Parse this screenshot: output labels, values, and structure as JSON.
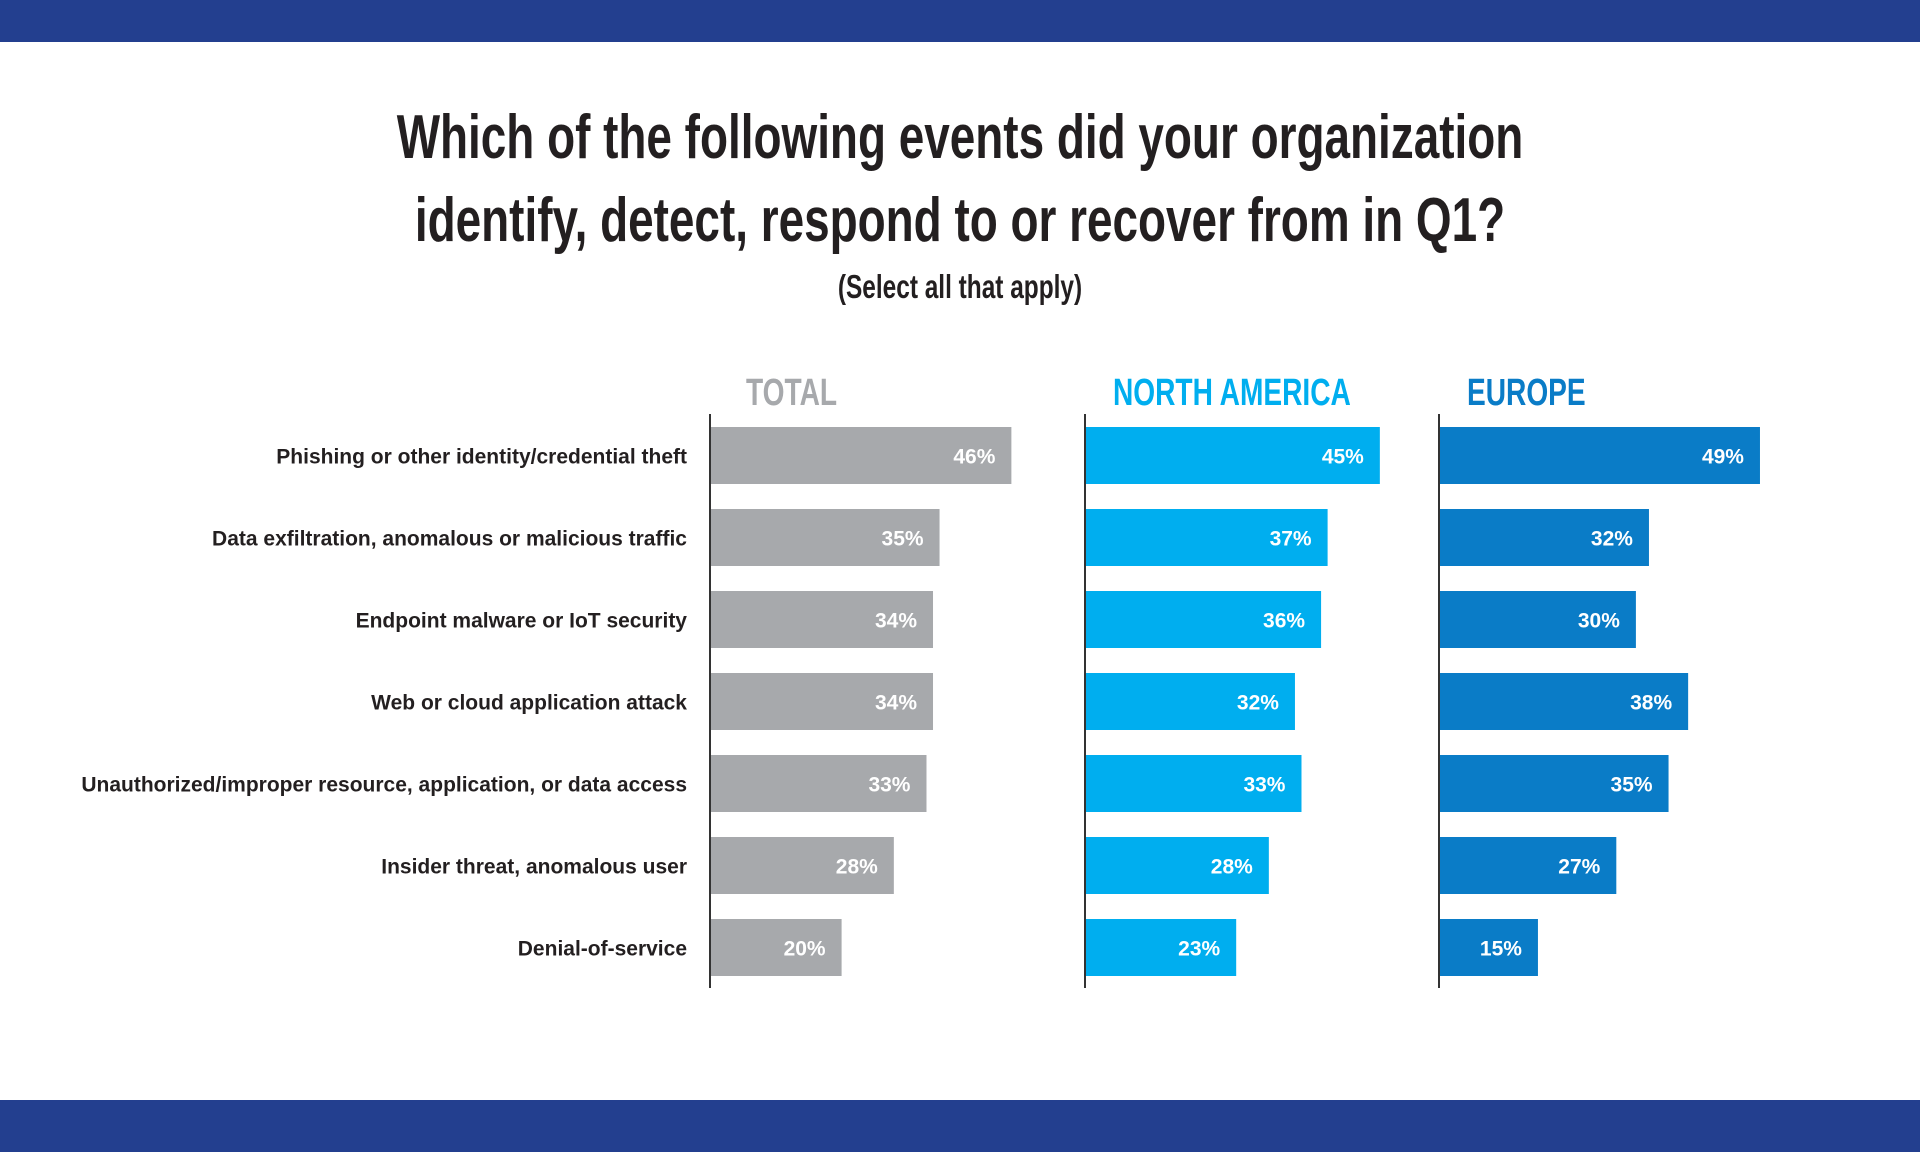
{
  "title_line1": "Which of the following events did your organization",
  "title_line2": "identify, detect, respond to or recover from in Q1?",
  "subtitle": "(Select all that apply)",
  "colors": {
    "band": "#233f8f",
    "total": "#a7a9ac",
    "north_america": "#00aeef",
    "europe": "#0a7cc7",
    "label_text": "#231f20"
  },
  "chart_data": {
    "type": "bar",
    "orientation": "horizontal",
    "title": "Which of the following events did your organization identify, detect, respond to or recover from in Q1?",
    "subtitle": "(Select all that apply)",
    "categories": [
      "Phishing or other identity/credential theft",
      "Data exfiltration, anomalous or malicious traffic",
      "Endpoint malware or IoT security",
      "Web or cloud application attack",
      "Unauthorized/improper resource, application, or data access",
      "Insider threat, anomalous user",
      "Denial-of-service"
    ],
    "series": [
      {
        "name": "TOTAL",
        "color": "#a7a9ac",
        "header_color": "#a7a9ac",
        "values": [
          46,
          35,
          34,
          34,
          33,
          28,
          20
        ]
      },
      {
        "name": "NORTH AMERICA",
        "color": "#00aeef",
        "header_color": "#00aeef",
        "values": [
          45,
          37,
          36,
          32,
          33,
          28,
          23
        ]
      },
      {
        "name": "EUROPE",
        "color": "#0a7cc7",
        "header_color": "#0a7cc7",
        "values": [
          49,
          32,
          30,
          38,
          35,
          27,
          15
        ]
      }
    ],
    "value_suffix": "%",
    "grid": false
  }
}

────────

▶ _Task goal_:
Select every line above that contains the word "apply", and copy it.

▶ _Written response_:
  "subtitle": "(Select all that apply)",
    "subtitle": "(Select all that apply)",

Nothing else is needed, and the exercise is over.